START Dataset

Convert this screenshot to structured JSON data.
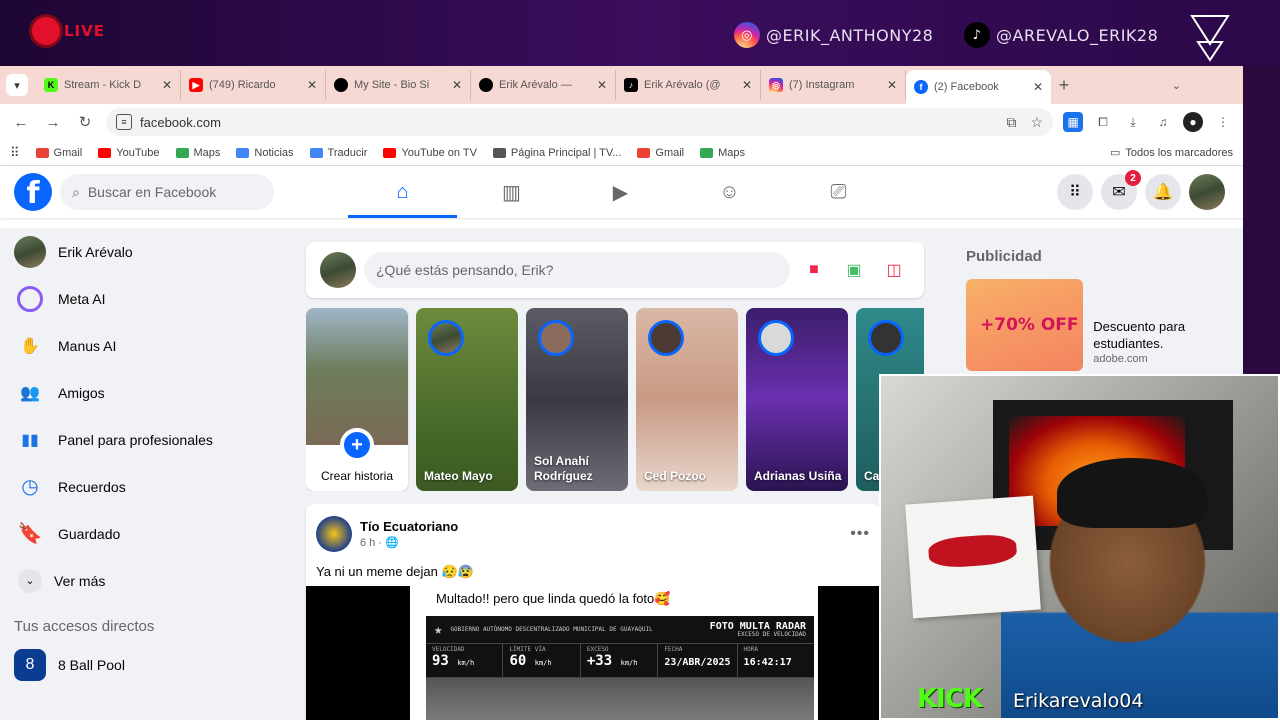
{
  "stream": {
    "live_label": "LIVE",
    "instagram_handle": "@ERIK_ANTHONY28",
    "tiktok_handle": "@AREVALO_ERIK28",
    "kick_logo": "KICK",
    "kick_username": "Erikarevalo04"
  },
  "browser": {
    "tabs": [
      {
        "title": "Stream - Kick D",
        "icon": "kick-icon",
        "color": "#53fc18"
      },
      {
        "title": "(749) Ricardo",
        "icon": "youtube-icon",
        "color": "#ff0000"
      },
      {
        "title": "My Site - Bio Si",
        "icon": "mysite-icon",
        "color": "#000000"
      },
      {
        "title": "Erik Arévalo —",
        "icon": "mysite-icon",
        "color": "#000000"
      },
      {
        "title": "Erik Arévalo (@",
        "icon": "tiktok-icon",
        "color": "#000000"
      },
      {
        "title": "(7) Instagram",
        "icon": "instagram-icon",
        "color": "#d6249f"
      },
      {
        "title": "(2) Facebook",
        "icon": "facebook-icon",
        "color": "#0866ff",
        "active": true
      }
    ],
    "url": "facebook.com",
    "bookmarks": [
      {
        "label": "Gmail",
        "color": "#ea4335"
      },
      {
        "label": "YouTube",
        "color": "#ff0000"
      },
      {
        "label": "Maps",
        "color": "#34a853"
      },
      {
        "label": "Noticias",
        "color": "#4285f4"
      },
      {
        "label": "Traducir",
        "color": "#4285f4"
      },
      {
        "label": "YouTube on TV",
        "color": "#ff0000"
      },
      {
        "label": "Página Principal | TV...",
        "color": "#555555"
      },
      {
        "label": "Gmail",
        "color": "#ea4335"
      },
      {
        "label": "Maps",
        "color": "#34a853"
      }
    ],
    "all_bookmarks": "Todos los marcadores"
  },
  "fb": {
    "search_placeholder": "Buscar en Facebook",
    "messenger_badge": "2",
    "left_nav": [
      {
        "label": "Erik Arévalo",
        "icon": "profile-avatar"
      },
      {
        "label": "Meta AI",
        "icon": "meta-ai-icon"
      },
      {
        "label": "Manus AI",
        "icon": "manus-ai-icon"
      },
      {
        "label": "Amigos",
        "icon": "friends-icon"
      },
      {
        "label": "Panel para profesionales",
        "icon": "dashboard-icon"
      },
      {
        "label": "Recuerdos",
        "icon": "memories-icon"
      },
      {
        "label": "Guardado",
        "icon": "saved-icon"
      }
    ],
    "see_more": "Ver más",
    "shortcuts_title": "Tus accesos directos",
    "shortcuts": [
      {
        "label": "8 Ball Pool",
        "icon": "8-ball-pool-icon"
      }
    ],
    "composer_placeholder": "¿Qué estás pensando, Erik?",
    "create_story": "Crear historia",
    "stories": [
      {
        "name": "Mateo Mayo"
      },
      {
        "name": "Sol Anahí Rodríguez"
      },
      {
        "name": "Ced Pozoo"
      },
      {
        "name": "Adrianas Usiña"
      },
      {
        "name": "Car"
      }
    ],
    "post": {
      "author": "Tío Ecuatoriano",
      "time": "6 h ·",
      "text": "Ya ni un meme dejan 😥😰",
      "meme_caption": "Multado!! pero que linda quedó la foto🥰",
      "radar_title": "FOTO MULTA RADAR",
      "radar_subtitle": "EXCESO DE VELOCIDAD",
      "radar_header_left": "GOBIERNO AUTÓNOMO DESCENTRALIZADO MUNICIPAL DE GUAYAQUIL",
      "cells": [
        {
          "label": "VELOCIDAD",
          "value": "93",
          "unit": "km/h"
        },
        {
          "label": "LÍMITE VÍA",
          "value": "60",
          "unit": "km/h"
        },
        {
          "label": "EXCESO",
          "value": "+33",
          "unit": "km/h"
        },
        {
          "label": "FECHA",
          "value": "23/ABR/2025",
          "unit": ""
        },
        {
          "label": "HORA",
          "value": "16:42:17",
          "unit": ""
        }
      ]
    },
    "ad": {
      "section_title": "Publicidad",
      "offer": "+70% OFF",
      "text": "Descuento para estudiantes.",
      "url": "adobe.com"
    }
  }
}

END Dataset
START Dataset

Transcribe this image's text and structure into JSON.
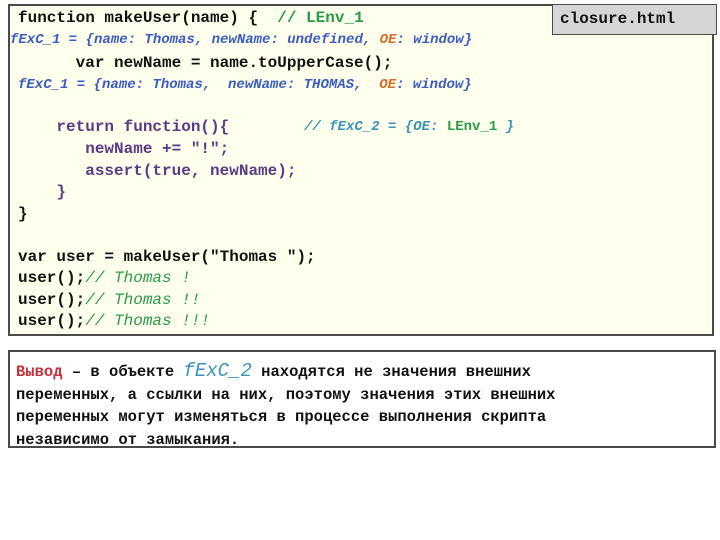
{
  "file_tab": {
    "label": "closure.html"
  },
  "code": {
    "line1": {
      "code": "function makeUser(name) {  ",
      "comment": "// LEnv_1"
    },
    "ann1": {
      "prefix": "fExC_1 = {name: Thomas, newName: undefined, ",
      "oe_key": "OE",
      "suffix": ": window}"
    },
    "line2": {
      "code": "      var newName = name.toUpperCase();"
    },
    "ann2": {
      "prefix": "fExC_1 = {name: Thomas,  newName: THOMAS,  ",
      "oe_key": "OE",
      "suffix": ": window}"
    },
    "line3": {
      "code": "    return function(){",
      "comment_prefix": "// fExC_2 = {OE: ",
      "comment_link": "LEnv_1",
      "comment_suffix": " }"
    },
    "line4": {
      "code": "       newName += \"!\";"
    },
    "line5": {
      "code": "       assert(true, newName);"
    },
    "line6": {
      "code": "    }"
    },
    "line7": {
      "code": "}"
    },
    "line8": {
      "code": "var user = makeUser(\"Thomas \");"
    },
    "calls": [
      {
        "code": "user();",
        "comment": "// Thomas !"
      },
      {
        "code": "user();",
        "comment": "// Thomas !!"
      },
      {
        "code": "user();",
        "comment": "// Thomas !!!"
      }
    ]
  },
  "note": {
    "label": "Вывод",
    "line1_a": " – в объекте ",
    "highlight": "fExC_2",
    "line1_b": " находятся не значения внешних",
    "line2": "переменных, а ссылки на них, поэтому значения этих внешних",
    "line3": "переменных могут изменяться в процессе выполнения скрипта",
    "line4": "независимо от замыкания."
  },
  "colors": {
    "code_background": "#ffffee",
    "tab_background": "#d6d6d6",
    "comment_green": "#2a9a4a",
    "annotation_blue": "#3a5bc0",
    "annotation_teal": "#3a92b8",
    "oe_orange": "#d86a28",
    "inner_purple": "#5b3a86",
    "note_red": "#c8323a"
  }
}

END Dataset

Exercise task. Reproduce each line from the records that contains the word "VELOCIDAD".

Exercise answer.
      "radar_subtitle": "EXCESO DE VELOCIDAD",
          "label": "VELOCIDAD",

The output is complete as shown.